▶ [Data shown]:
==================================================

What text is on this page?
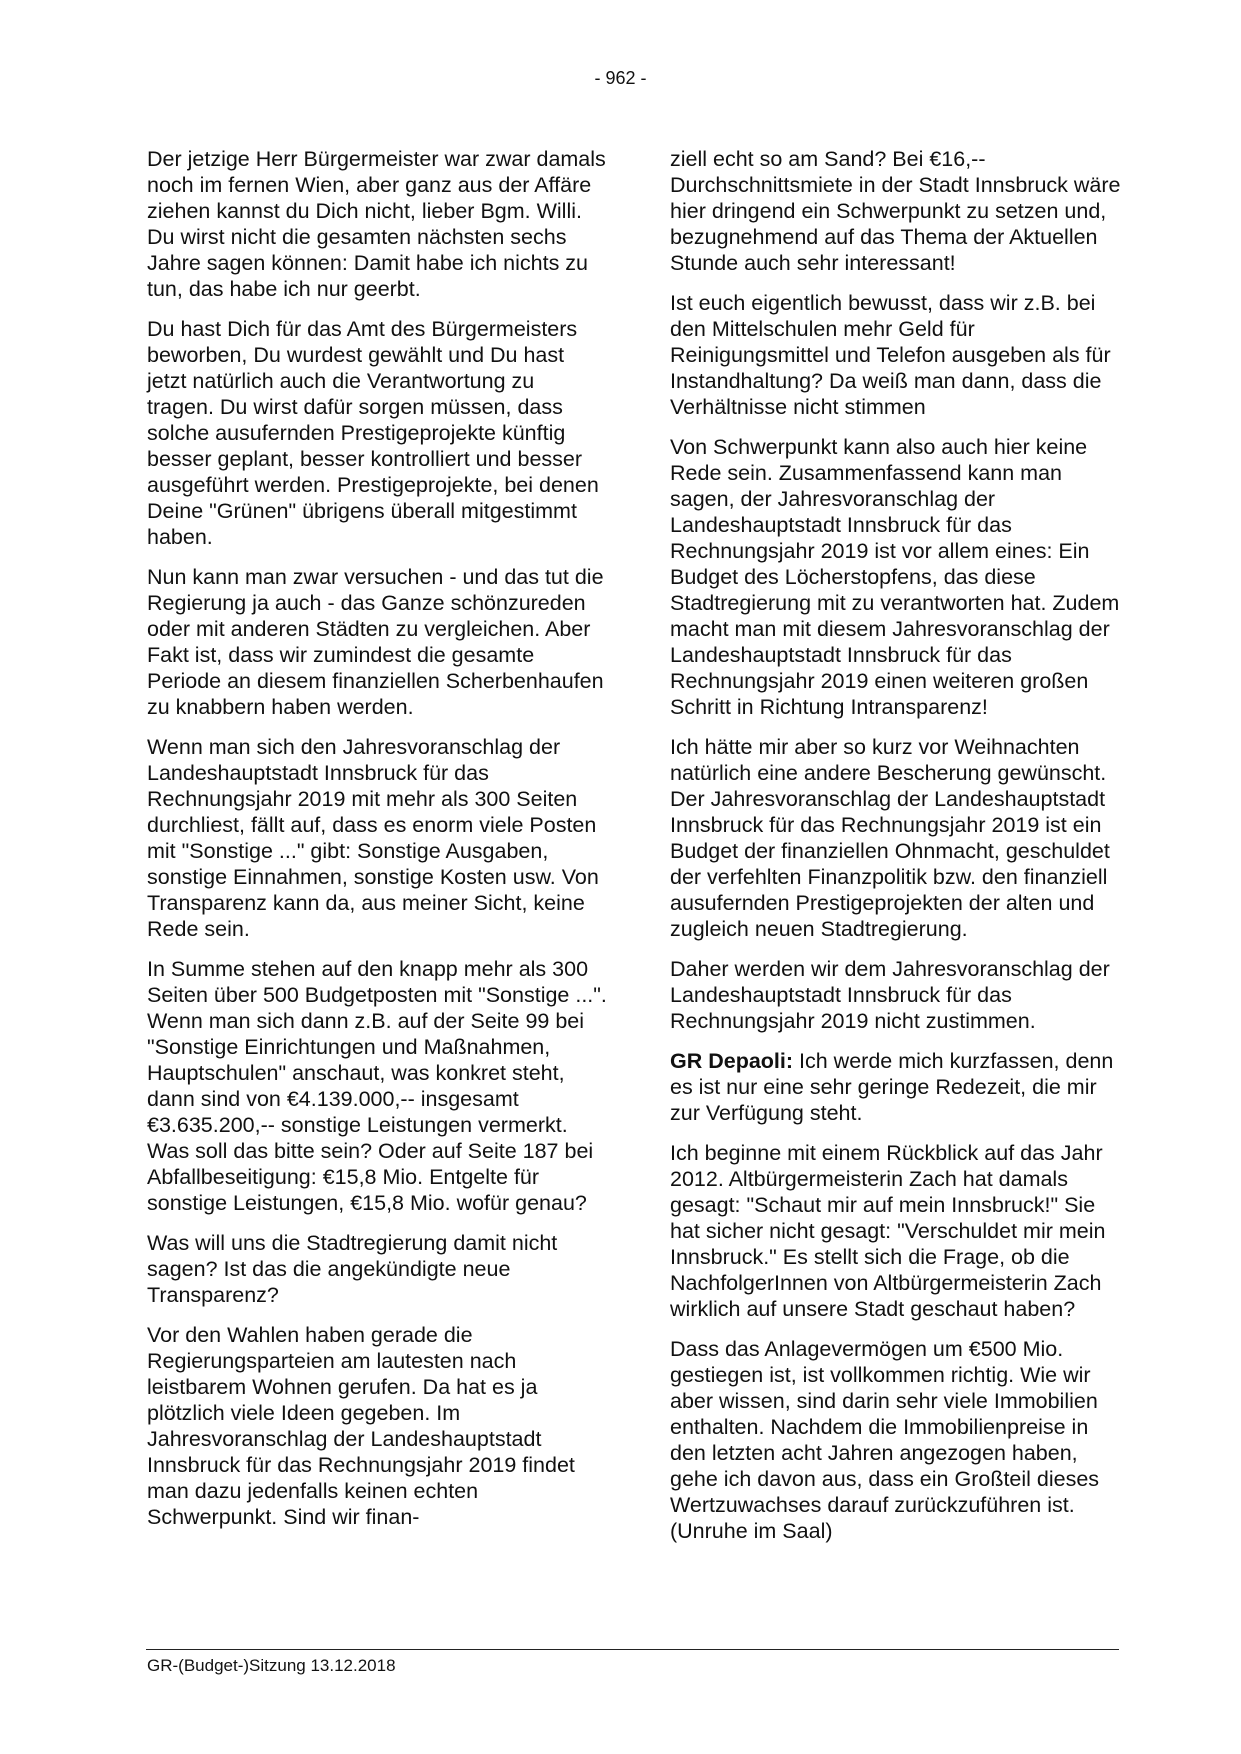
- 962 -

Der jetzige Herr Bürgermeister war zwar damals noch im fernen Wien, aber ganz aus der Affäre ziehen kannst du Dich nicht, lieber Bgm. Willi. Du wirst nicht die gesamten nächsten sechs Jahre sagen können: Damit habe ich nichts zu tun, das habe ich nur geerbt.

Du hast Dich für das Amt des Bürgermeisters beworben, Du wurdest gewählt und Du hast jetzt natürlich auch die Verantwortung zu tragen. Du wirst dafür sorgen müssen, dass solche ausufernden Prestigeprojekte künftig besser geplant, besser kontrolliert und besser ausgeführt werden. Prestigeprojekte, bei denen Deine "Grünen" übrigens überall mitgestimmt haben.

Nun kann man zwar versuchen - und das tut die Regierung ja auch - das Ganze schönzureden oder mit anderen Städten zu vergleichen. Aber Fakt ist, dass wir zumindest die gesamte Periode an diesem finanziellen Scherbenhaufen zu knabbern haben werden.

Wenn man sich den Jahresvoranschlag der Landeshauptstadt Innsbruck für das Rechnungsjahr 2019 mit mehr als 300 Seiten durchliest, fällt auf, dass es enorm viele Posten mit "Sonstige ..." gibt: Sonstige Ausgaben, sonstige Einnahmen, sonstige Kosten usw. Von Transparenz kann da, aus meiner Sicht, keine Rede sein.

In Summe stehen auf den knapp mehr als 300 Seiten über 500 Budgetposten mit "Sonstige ...". Wenn man sich dann z.B. auf der Seite 99 bei "Sonstige Einrichtungen und Maßnahmen, Hauptschulen" anschaut, was konkret steht, dann sind von €4.139.000,-- insgesamt €3.635.200,-- sonstige Leistungen vermerkt. Was soll das bitte sein? Oder auf Seite 187 bei Abfallbeseitigung: €15,8 Mio. Entgelte für sonstige Leistungen, €15,8 Mio. wofür genau?

Was will uns die Stadtregierung damit nicht sagen? Ist das die angekündigte neue Transparenz?

Vor den Wahlen haben gerade die Regierungsparteien am lautesten nach leistbarem Wohnen gerufen. Da hat es ja plötzlich viele Ideen gegeben. Im Jahresvoranschlag der Landeshauptstadt Innsbruck für das Rechnungsjahr 2019 findet man dazu jedenfalls keinen echten Schwerpunkt. Sind wir finan-

ziell echt so am Sand? Bei €16,-- Durchschnittsmiete in der Stadt Innsbruck wäre hier dringend ein Schwerpunkt zu setzen und, bezugnehmend auf das Thema der Aktuellen Stunde auch sehr interessant!

Ist euch eigentlich bewusst, dass wir z.B. bei den Mittelschulen mehr Geld für Reinigungsmittel und Telefon ausgeben als für Instandhaltung? Da weiß man dann, dass die Verhältnisse nicht stimmen

Von Schwerpunkt kann also auch hier keine Rede sein. Zusammenfassend kann man sagen, der Jahresvoranschlag der Landeshauptstadt Innsbruck für das Rechnungsjahr 2019 ist vor allem eines: Ein Budget des Löcherstopfens, das diese Stadtregierung mit zu verantworten hat. Zudem macht man mit diesem Jahresvoranschlag der Landeshauptstadt Innsbruck für das Rechnungsjahr 2019 einen weiteren großen Schritt in Richtung Intransparenz!

Ich hätte mir aber so kurz vor Weihnachten natürlich eine andere Bescherung gewünscht. Der Jahresvoranschlag der Landeshauptstadt Innsbruck für das Rechnungsjahr 2019 ist ein Budget der finanziellen Ohnmacht, geschuldet der verfehlten Finanzpolitik bzw. den finanziell ausufernden Prestigeprojekten der alten und zugleich neuen Stadtregierung.

Daher werden wir dem Jahresvoranschlag der Landeshauptstadt Innsbruck für das Rechnungsjahr 2019 nicht zustimmen.

GR Depaoli: Ich werde mich kurzfassen, denn es ist nur eine sehr geringe Redezeit, die mir zur Verfügung steht.

Ich beginne mit einem Rückblick auf das Jahr 2012. Altbürgermeisterin Zach hat damals gesagt: "Schaut mir auf mein Innsbruck!" Sie hat sicher nicht gesagt: "Verschuldet mir mein Innsbruck." Es stellt sich die Frage, ob die NachfolgerInnen von Altbürgermeisterin Zach wirklich auf unsere Stadt geschaut haben?

Dass das Anlagevermögen um €500 Mio. gestiegen ist, ist vollkommen richtig. Wie wir aber wissen, sind darin sehr viele Immobilien enthalten. Nachdem die Immobilienpreise in den letzten acht Jahren angezogen haben, gehe ich davon aus, dass ein Großteil dieses Wertzuwachses darauf zurückzuführen ist. (Unruhe im Saal)

GR-(Budget-)Sitzung 13.12.2018
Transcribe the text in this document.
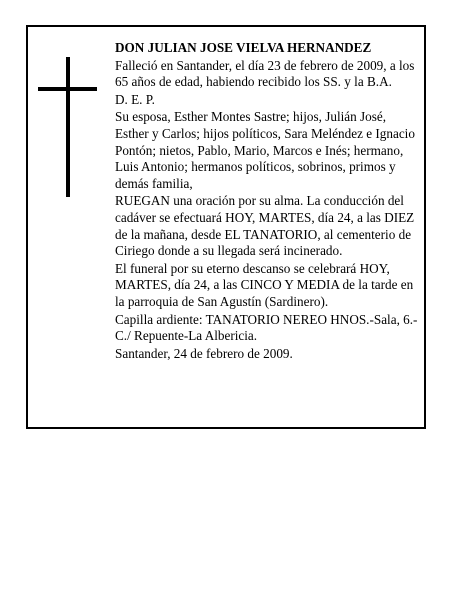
DON JULIAN JOSE VIELVA HERNANDEZ

Falleció en Santander, el día 23 de febrero de 2009, a los 65 años de edad, habiendo recibido los SS. y la B.A.

D. E. P.

Su esposa, Esther Montes Sastre; hijos, Julián José, Esther y Carlos; hijos políticos, Sara Meléndez e Ignacio Pontón; nietos, Pablo, Mario, Marcos e Inés; hermano, Luis Antonio; hermanos políticos, sobrinos, primos y demás familia,

RUEGAN una oración por su alma. La conducción del cadáver se efectuará HOY, MARTES, día 24, a las DIEZ de la mañana, desde EL TANATORIO, al cementerio de Ciriego donde a su llegada será incinerado.

El funeral por su eterno descanso se celebrará HOY, MARTES, día 24, a las CINCO Y MEDIA de la tarde en la parroquia de San Agustín (Sardinero).

Capilla ardiente: TANATORIO NEREO HNOS.-Sala, 6.-C./ Repuente-La Albericia.

Santander, 24 de febrero de 2009.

==================================================

▶ [Aim of the task]: Repeat the lines from the line containing "Transcribe the text in this document." through the end of the material above exactly, with no pictures and nothing else.

▶ [The answer]:
Transcribe the text in this document.
DON JULIAN JOSE VIELVA HERNANDEZ

Falleció en Santander, el día 23 de febrero de 2009, a los 65 años de edad, habiendo recibido los SS. y la B.A.

D. E. P.

Su esposa, Esther Montes Sastre; hijos, Julián José, Esther y Carlos; hijos políticos, Sara Meléndez e Ignacio Pontón; nietos, Pablo, Mario, Marcos e Inés; hermano, Luis Antonio; hermanos políticos, sobrinos, primos y demás familia,

RUEGAN una oración por su alma. La conducción del cadáver se efectuará HOY, MARTES, día 24, a las DIEZ de la mañana, desde EL TANATORIO, al cementerio de Ciriego donde a su llegada será incinerado.

El funeral por su eterno descanso se celebrará HOY, MARTES, día 24, a las CINCO Y MEDIA de la tarde en la parroquia de San Agustín (Sardinero).

Capilla ardiente: TANATORIO NEREO HNOS.-Sala, 6.-C./ Repuente-La Albericia.

Santander, 24 de febrero de 2009.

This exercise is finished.